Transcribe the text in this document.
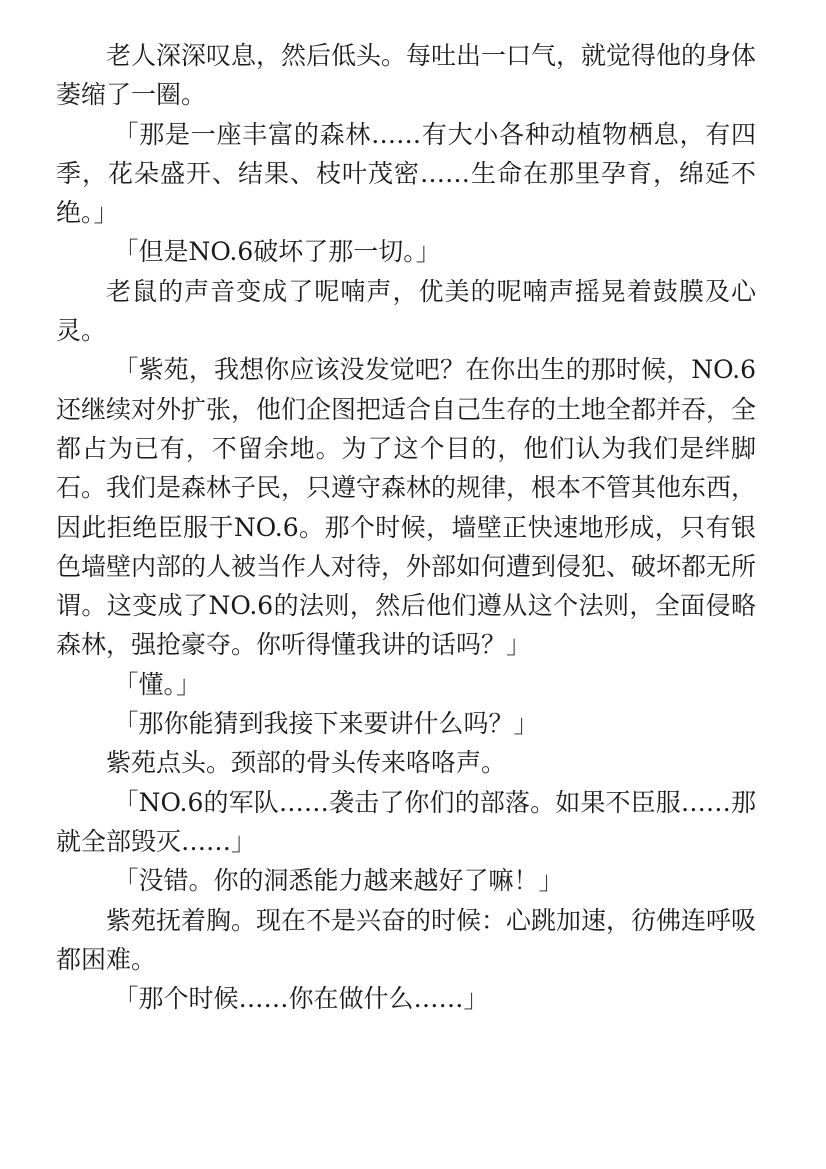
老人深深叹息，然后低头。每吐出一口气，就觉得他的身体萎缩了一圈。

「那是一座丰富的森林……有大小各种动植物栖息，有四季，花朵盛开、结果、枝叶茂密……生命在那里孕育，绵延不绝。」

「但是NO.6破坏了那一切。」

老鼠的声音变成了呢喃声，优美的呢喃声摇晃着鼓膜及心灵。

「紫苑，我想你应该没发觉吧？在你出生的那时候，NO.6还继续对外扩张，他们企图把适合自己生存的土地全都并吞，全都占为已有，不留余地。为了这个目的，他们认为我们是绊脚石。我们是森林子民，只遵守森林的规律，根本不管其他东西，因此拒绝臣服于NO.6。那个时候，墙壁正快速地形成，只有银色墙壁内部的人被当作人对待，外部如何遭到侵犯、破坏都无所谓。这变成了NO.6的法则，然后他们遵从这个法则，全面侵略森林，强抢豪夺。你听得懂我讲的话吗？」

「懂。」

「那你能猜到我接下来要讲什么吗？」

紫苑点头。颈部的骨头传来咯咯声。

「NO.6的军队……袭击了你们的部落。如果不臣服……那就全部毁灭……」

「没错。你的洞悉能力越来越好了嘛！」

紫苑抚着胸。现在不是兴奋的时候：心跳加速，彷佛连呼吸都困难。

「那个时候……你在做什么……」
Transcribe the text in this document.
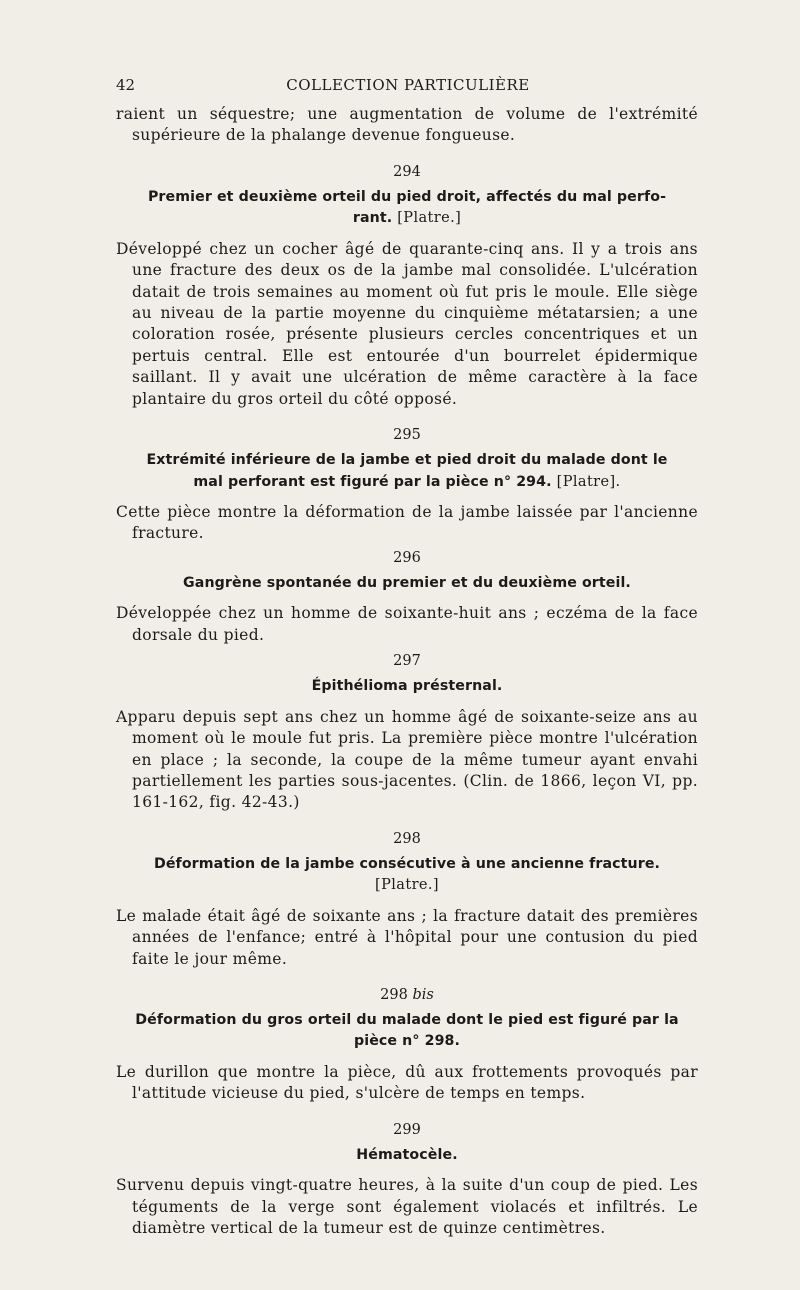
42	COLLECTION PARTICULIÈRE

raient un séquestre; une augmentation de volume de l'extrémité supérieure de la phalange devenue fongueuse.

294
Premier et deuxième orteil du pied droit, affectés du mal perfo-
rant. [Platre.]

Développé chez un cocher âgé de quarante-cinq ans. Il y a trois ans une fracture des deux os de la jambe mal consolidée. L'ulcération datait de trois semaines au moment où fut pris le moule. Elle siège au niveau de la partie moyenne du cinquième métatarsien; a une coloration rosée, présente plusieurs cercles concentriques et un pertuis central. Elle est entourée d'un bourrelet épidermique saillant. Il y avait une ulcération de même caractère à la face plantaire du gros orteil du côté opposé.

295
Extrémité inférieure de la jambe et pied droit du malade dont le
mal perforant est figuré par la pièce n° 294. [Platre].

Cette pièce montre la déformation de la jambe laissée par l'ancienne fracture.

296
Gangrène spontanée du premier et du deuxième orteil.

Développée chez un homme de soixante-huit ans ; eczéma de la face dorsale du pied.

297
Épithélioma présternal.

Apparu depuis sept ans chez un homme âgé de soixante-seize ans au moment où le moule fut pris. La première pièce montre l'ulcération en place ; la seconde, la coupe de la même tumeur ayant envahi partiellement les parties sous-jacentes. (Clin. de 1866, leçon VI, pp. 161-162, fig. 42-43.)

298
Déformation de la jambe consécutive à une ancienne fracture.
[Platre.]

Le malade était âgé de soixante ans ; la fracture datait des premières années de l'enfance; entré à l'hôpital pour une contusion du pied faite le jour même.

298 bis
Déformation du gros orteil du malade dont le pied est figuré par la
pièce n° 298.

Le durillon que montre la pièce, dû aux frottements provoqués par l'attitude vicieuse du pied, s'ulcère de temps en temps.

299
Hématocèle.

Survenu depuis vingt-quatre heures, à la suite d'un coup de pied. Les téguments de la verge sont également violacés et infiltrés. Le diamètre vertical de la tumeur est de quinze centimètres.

------------------------------------------------

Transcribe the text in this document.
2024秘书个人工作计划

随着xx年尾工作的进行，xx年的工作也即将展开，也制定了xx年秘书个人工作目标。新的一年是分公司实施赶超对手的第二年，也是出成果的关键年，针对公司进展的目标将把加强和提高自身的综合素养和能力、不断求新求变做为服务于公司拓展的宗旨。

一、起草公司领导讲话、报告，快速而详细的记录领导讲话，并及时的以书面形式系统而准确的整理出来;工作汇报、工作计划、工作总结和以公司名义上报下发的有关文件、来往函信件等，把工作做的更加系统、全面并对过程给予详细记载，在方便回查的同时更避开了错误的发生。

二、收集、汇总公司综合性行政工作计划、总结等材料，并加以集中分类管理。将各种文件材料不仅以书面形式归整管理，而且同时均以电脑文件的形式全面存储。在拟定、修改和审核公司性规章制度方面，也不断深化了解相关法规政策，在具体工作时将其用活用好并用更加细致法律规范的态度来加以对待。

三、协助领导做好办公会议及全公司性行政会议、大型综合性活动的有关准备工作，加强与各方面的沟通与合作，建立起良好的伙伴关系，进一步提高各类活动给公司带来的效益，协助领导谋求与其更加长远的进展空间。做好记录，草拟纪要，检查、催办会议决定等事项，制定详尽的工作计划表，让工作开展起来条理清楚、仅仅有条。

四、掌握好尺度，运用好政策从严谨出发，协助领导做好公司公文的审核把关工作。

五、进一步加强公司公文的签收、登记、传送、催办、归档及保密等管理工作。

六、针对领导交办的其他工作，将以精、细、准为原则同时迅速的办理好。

------------------------------------------------

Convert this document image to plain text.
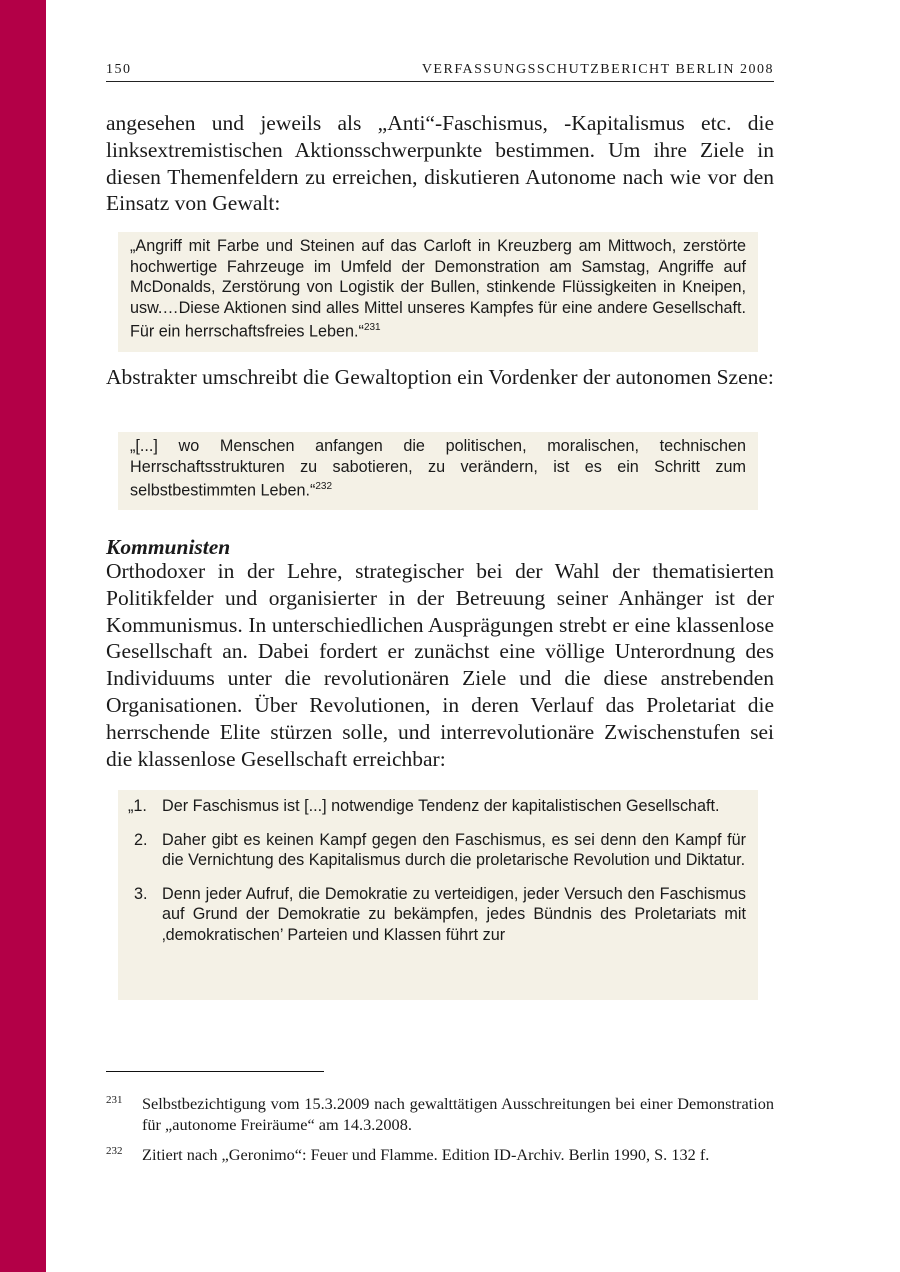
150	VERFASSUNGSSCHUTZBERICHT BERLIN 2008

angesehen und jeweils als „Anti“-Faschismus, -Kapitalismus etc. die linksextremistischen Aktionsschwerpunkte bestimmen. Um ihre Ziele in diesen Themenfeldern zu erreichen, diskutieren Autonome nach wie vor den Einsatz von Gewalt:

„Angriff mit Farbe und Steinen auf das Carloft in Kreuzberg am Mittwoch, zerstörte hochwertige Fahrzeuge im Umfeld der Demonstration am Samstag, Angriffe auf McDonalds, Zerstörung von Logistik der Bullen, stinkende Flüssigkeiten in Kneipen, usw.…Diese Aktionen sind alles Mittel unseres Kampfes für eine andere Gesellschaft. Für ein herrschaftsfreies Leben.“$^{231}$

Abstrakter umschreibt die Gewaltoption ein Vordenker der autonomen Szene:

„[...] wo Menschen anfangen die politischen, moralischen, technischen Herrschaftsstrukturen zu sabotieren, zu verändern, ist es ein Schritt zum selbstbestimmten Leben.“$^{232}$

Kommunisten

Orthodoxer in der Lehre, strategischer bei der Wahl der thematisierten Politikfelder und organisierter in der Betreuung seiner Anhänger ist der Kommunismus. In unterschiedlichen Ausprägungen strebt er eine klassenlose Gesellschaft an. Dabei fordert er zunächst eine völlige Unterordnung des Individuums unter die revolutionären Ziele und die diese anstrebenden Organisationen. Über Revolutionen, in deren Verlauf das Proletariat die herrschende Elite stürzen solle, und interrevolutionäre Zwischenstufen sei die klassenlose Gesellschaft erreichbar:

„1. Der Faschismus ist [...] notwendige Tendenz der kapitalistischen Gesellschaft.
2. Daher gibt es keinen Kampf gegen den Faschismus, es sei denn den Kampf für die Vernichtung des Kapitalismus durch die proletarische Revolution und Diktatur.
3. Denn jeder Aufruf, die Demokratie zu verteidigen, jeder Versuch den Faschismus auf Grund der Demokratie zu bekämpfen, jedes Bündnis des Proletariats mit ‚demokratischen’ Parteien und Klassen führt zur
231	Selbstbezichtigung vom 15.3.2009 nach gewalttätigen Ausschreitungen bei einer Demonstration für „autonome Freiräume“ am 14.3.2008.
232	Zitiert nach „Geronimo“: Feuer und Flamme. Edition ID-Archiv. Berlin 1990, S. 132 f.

------------------------------------------------

**The problem:**
Using the entries above, return each line that includes the word "jambe".

**Complete answer:**
Développé chez un cocher âgé de quarante-cinq ans. Il y a trois ans une fracture des deux os de la jambe mal consolidée. L'ulcération datait de trois semaines au moment où fut pris le moule. Elle siège au niveau de la partie moyenne du cinquième métatarsien; a une coloration rosée, présente plusieurs cercles concentriques et un pertuis central. Elle est entourée d'un bourrelet épidermique saillant. Il y avait une ulcération de même caractère à la face plantaire du gros orteil du côté opposé.
Extrémité inférieure de la jambe et pied droit du malade dont le
Cette pièce montre la déformation de la jambe laissée par l'ancienne fracture.
Déformation de la jambe consécutive à une ancienne fracture.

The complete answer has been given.